* _Problem to solve_
Copy out, from the entries below, each line holding the string "비밀번호를".

-------------------------

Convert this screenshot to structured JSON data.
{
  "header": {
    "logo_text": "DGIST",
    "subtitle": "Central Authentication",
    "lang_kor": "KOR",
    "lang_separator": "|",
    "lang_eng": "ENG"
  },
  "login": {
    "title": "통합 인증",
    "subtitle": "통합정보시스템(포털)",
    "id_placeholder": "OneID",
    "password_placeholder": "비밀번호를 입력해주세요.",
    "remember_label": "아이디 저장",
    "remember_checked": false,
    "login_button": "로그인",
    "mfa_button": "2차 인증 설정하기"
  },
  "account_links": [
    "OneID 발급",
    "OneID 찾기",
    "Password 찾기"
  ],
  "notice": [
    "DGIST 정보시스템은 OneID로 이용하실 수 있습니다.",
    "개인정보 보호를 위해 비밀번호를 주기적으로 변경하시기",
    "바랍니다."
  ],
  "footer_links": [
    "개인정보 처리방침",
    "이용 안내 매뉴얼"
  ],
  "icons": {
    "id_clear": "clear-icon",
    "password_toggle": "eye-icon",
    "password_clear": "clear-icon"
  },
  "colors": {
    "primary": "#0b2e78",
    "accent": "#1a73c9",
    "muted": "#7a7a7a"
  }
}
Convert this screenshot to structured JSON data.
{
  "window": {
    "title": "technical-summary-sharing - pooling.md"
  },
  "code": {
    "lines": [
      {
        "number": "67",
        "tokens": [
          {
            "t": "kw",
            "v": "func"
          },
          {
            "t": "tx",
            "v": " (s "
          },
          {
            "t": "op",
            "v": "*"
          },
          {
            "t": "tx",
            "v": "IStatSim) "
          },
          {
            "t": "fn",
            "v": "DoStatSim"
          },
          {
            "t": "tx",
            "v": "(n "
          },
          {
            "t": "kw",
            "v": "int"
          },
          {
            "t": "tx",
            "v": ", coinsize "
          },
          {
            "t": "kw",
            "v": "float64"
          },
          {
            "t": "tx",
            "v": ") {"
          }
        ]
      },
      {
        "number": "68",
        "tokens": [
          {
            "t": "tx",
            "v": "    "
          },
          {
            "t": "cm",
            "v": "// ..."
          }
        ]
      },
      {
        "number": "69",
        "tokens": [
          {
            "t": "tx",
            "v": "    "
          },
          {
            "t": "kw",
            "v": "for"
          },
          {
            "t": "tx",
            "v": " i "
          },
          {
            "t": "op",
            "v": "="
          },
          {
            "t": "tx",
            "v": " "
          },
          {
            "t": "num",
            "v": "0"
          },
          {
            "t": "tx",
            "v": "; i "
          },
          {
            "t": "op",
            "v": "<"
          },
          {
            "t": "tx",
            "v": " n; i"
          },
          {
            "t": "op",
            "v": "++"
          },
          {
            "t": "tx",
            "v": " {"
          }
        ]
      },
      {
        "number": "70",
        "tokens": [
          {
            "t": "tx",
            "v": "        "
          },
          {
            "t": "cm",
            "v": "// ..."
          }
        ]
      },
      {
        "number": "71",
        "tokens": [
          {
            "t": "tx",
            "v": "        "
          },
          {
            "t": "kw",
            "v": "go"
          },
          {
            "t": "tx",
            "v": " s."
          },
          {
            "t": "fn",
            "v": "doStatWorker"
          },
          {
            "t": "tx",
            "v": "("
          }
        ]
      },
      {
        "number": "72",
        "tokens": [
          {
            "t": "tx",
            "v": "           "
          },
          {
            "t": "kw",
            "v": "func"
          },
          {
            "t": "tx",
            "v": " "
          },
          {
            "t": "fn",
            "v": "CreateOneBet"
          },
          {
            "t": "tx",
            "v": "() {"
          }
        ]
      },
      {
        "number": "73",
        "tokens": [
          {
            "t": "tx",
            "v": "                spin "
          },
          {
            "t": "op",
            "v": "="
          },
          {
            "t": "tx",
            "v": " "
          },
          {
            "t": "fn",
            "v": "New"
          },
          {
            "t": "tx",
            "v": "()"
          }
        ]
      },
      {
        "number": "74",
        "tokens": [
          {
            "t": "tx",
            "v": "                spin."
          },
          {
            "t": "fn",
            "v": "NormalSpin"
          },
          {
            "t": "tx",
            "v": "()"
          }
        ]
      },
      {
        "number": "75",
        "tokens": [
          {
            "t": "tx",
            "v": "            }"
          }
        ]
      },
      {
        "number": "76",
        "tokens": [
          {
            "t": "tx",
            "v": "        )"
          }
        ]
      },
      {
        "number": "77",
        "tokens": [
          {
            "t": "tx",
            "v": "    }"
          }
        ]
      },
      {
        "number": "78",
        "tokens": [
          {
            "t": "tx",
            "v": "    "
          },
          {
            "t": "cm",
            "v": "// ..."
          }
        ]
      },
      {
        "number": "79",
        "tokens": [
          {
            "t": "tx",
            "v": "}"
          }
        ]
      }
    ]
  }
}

-------------------------

* _Output for this exercise_
    "password_placeholder": "비밀번호를 입력해주세요.",
    "개인정보 보호를 위해 비밀번호를 주기적으로 변경하시기",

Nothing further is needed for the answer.